Keep only the lines of the data below that contain "飛則爲螟", and copy them.

★ ★ ★

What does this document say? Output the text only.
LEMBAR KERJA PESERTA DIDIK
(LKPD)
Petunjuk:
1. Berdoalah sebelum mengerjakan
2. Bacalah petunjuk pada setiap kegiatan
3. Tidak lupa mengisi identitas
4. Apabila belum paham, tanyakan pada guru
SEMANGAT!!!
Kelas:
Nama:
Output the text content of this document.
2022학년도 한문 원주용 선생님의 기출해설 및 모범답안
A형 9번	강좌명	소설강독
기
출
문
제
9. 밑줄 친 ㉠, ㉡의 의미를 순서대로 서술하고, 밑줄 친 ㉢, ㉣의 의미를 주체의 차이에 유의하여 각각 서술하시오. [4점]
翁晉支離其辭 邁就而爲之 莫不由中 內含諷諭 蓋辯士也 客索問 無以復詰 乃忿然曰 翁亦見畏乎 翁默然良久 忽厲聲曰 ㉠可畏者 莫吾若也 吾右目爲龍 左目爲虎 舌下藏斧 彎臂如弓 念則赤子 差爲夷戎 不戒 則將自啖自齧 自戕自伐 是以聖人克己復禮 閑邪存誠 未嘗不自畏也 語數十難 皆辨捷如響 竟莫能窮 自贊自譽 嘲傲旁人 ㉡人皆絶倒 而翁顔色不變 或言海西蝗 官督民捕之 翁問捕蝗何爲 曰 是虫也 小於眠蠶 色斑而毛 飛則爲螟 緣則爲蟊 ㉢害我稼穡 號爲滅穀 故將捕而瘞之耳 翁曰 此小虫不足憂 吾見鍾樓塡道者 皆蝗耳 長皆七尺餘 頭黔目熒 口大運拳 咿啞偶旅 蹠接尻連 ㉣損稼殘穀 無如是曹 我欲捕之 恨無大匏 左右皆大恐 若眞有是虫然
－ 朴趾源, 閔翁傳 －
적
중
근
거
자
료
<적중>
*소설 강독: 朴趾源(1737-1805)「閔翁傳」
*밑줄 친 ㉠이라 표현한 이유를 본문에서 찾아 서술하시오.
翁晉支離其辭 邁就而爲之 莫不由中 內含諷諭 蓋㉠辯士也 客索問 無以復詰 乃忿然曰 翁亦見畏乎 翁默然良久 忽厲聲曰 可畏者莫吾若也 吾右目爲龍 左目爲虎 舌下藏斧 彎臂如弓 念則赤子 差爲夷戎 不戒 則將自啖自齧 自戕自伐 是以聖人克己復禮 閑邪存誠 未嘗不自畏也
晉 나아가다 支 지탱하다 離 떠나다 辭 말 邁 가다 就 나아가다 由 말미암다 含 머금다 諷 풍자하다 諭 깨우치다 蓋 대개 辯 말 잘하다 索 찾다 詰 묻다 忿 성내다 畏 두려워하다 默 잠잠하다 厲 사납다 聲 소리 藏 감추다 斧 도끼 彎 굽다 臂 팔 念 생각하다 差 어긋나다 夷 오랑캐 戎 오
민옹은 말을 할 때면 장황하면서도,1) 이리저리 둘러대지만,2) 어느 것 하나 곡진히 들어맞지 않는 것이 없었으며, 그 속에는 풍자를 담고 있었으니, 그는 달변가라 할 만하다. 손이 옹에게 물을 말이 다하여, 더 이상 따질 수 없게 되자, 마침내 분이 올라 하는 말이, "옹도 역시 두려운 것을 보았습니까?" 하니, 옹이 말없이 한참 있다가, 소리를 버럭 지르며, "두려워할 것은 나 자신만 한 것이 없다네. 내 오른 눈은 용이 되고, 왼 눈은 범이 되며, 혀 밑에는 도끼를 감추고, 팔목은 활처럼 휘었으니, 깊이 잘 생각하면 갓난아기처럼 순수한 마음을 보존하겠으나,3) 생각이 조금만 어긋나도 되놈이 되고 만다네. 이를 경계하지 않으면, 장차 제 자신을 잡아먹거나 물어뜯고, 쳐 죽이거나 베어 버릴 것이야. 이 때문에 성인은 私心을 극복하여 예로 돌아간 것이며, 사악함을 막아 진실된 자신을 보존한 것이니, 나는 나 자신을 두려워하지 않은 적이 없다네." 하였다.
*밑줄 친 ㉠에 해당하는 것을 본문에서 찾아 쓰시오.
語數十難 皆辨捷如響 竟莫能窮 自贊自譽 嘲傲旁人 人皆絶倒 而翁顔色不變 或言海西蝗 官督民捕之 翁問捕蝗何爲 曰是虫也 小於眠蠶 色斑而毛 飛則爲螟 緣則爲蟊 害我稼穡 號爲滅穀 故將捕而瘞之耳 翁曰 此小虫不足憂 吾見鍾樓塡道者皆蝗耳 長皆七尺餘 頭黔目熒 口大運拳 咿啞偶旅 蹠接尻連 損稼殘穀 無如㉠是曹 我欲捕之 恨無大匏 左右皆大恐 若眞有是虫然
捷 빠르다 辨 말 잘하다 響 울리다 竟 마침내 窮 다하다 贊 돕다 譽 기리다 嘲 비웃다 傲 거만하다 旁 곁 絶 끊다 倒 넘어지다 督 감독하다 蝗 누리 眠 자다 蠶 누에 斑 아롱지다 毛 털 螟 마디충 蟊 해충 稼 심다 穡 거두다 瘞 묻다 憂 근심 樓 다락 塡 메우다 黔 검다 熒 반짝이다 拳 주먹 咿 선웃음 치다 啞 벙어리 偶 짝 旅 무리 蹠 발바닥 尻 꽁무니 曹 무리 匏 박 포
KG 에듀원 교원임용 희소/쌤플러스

★ ★ ★

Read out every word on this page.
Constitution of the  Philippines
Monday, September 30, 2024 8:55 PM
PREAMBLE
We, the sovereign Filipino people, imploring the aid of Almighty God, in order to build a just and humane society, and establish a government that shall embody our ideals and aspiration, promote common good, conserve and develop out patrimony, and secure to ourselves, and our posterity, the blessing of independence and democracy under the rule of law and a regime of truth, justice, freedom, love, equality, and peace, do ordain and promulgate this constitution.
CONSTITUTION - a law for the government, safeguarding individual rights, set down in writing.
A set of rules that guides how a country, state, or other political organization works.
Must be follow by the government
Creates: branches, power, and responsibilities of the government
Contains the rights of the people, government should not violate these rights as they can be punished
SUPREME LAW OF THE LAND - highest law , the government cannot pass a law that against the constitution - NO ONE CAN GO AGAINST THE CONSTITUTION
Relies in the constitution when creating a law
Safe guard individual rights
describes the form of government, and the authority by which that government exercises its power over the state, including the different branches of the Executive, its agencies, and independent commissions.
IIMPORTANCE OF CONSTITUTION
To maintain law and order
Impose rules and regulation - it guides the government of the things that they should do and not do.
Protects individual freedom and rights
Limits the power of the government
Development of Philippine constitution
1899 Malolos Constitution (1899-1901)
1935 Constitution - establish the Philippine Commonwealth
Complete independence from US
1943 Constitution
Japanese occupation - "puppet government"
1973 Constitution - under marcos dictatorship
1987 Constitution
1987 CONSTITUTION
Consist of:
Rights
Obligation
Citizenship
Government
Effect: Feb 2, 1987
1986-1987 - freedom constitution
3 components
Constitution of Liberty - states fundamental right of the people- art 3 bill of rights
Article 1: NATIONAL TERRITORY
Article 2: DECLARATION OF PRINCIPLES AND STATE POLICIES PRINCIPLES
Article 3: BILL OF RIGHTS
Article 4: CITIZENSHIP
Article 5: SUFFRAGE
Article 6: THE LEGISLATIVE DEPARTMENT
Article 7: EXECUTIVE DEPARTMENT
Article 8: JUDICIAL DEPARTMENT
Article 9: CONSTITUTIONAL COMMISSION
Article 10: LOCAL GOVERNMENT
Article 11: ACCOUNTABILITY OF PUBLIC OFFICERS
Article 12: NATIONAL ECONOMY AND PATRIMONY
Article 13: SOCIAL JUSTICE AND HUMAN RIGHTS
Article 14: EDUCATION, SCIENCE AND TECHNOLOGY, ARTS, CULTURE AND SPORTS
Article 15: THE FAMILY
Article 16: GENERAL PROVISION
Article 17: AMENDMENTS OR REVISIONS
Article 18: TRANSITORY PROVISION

★ ★ ★

** Task output **
翁晉支離其辭 邁就而爲之 莫不由中 內含諷諭 蓋辯士也 客索問 無以復詰 乃忿然曰 翁亦見畏乎 翁默然良久 忽厲聲曰 ㉠可畏者 莫吾若也 吾右目爲龍 左目爲虎 舌下藏斧 彎臂如弓 念則赤子 差爲夷戎 不戒 則將自啖自齧 自戕自伐 是以聖人克己復禮 閑邪存誠 未嘗不自畏也 語數十難 皆辨捷如響 竟莫能窮 自贊自譽 嘲傲旁人 ㉡人皆絶倒 而翁顔色不變 或言海西蝗 官督民捕之 翁問捕蝗何爲 曰 是虫也 小於眠蠶 色斑而毛 飛則爲螟 緣則爲蟊 ㉢害我稼穡 號爲滅穀 故將捕而瘞之耳 翁曰 此小虫不足憂 吾見鍾樓塡道者 皆蝗耳 長皆七尺餘 頭黔目熒 口大運拳 咿啞偶旅 蹠接尻連 ㉣損稼殘穀 無如是曹 我欲捕之 恨無大匏 左右皆大恐 若眞有是虫然
語數十難 皆辨捷如響 竟莫能窮 自贊自譽 嘲傲旁人 人皆絶倒 而翁顔色不變 或言海西蝗 官督民捕之 翁問捕蝗何爲 曰是虫也 小於眠蠶 色斑而毛 飛則爲螟 緣則爲蟊 害我稼穡 號爲滅穀 故將捕而瘞之耳 翁曰 此小虫不足憂 吾見鍾樓塡道者皆蝗耳 長皆七尺餘 頭黔目熒 口大運拳 咿啞偶旅 蹠接尻連 損稼殘穀 無如㉠是曹 我欲捕之 恨無大匏 左右皆大恐 若眞有是虫然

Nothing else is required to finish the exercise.